[Dataset records]
---

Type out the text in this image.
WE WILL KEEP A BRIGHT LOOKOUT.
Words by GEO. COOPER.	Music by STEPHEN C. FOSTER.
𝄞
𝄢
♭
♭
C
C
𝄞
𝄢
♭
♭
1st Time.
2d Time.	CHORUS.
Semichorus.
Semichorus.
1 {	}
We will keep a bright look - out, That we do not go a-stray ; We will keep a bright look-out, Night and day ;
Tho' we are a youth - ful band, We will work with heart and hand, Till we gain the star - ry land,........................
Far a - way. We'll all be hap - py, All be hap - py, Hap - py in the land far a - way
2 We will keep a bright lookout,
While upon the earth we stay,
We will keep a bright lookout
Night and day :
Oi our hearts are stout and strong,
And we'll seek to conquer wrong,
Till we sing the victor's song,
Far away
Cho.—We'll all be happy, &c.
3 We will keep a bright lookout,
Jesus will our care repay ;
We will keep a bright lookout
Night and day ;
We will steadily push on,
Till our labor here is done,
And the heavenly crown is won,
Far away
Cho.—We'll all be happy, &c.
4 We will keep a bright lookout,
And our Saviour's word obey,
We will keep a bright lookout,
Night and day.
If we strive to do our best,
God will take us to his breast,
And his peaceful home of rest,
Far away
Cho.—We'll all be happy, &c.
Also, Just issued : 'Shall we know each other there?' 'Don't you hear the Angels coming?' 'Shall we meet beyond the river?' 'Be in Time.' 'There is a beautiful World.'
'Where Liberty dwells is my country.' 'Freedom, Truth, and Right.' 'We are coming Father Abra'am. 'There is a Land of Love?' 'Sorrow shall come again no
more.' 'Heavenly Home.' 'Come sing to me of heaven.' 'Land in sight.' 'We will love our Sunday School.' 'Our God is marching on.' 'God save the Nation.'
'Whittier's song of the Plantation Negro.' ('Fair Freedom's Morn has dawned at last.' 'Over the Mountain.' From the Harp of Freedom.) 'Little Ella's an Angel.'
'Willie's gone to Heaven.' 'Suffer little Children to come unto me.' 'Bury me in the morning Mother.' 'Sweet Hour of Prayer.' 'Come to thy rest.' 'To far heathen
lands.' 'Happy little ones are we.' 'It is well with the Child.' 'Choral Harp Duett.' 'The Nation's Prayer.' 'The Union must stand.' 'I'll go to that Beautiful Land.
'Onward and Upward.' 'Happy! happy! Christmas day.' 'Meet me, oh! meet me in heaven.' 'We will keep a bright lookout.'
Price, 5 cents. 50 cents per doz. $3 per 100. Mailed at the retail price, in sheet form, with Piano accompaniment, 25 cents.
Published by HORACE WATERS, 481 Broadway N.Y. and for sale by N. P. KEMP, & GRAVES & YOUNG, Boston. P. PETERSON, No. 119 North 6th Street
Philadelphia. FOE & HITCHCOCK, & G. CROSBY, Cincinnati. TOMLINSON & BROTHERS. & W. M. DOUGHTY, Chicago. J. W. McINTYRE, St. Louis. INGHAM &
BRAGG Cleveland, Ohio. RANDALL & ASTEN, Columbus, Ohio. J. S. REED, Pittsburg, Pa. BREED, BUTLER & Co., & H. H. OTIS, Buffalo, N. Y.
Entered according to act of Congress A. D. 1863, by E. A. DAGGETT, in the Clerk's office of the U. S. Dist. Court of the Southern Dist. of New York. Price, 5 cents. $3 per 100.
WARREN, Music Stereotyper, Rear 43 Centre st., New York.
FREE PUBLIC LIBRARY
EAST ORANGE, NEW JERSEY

---

Exercise objective » Find the lines containing "Till" and list every one of them.

Response to the exercise »
Tho' we are a youth - ful band, We will work with heart and hand, Till we gain the star - ry land,........................
Till we sing the victor's song,
Till our labor here is done,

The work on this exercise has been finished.